(WHAT TO PRODUCE)
Without the pictures, copy all the entries below exactly.

(RECORDS SHOWN)

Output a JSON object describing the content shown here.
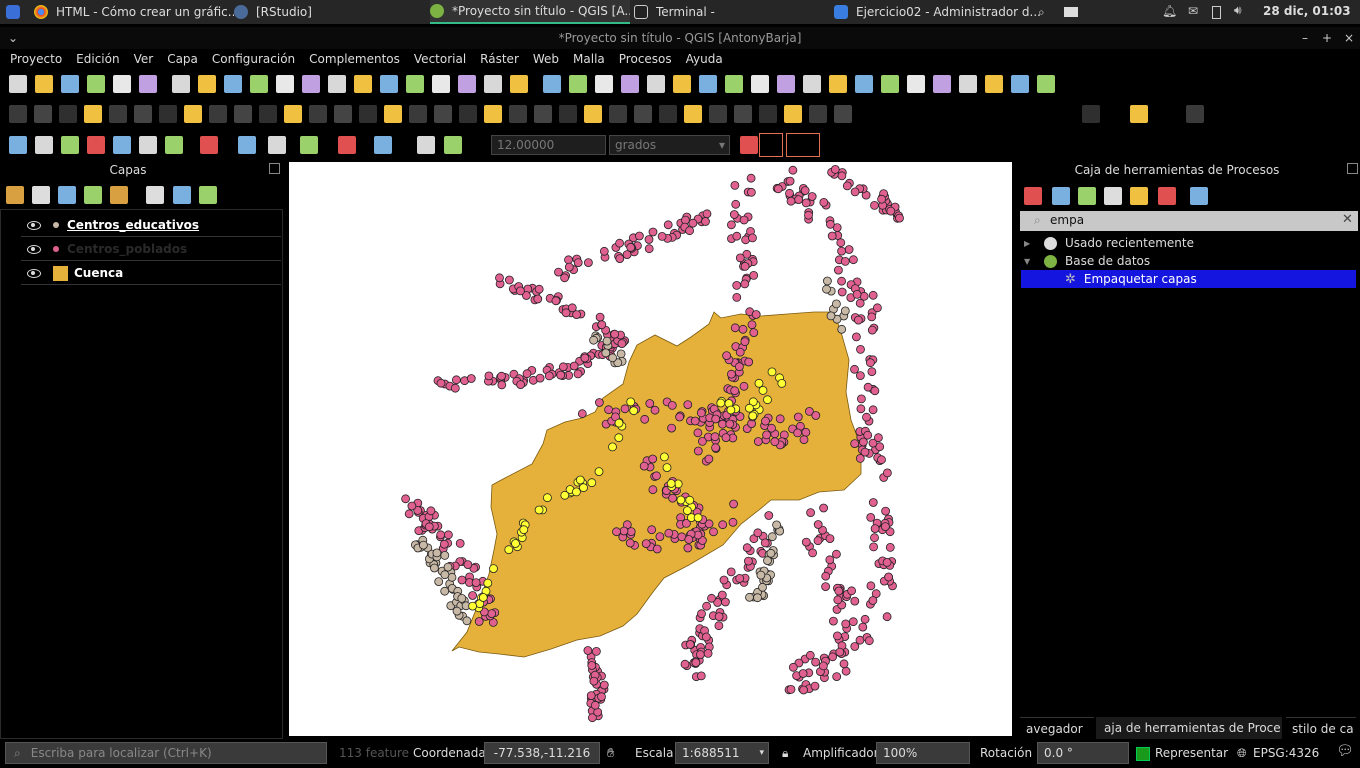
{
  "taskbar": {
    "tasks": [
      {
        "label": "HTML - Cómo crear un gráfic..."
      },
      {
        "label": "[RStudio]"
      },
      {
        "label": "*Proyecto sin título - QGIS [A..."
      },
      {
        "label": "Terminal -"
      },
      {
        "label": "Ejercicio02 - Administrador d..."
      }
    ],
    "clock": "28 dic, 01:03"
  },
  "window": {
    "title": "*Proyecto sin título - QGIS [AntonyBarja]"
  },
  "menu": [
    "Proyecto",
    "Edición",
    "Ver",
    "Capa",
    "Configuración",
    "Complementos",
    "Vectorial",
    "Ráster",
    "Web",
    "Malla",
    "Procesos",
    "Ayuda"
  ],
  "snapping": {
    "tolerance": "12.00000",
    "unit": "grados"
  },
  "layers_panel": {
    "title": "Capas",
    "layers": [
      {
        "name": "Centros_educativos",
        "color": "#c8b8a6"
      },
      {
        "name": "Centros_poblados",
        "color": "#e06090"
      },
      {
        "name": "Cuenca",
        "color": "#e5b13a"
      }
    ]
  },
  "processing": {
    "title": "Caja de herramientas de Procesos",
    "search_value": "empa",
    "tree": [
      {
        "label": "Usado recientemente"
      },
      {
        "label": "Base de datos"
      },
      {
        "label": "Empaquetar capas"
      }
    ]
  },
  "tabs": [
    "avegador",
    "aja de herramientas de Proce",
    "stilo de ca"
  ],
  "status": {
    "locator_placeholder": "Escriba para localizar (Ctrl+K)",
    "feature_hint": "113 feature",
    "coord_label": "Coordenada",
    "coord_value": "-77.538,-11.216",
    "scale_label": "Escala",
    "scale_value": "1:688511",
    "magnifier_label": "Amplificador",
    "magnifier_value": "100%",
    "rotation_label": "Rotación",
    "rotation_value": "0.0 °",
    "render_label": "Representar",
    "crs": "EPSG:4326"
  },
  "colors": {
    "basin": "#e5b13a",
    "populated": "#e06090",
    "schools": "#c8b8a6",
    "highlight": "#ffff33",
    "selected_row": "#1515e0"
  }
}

(TASK ANSWER)
Output a JSON object describing the content shown here.
{
  "taskbar": {
    "tasks": [
      {
        "label": "HTML - Cómo crear un gráfic..."
      },
      {
        "label": "[RStudio]"
      },
      {
        "label": "*Proyecto sin título - QGIS [A..."
      },
      {
        "label": "Terminal -"
      },
      {
        "label": "Ejercicio02 - Administrador d..."
      }
    ],
    "clock": "28 dic, 01:03"
  },
  "window": {
    "title": "*Proyecto sin título - QGIS [AntonyBarja]"
  },
  "menu": [
    "Proyecto",
    "Edición",
    "Ver",
    "Capa",
    "Configuración",
    "Complementos",
    "Vectorial",
    "Ráster",
    "Web",
    "Malla",
    "Procesos",
    "Ayuda"
  ],
  "snapping": {
    "tolerance": "12.00000",
    "unit": "grados"
  },
  "layers_panel": {
    "title": "Capas",
    "layers": [
      {
        "name": "Centros_educativos",
        "color": "#c8b8a6"
      },
      {
        "name": "Centros_poblados",
        "color": "#e06090"
      },
      {
        "name": "Cuenca",
        "color": "#e5b13a"
      }
    ]
  },
  "processing": {
    "title": "Caja de herramientas de Procesos",
    "search_value": "empa",
    "tree": [
      {
        "label": "Usado recientemente"
      },
      {
        "label": "Base de datos"
      },
      {
        "label": "Empaquetar capas"
      }
    ]
  },
  "tabs": [
    "avegador",
    "aja de herramientas de Proce",
    "stilo de ca"
  ],
  "status": {
    "locator_placeholder": "Escriba para localizar (Ctrl+K)",
    "feature_hint": "113 feature",
    "coord_label": "Coordenada",
    "coord_value": "-77.538,-11.216",
    "scale_label": "Escala",
    "scale_value": "1:688511",
    "magnifier_label": "Amplificador",
    "magnifier_value": "100%",
    "rotation_label": "Rotación",
    "rotation_value": "0.0 °",
    "render_label": "Representar",
    "crs": "EPSG:4326"
  },
  "colors": {
    "basin": "#e5b13a",
    "populated": "#e06090",
    "schools": "#c8b8a6",
    "highlight": "#ffff33",
    "selected_row": "#1515e0"
  }
}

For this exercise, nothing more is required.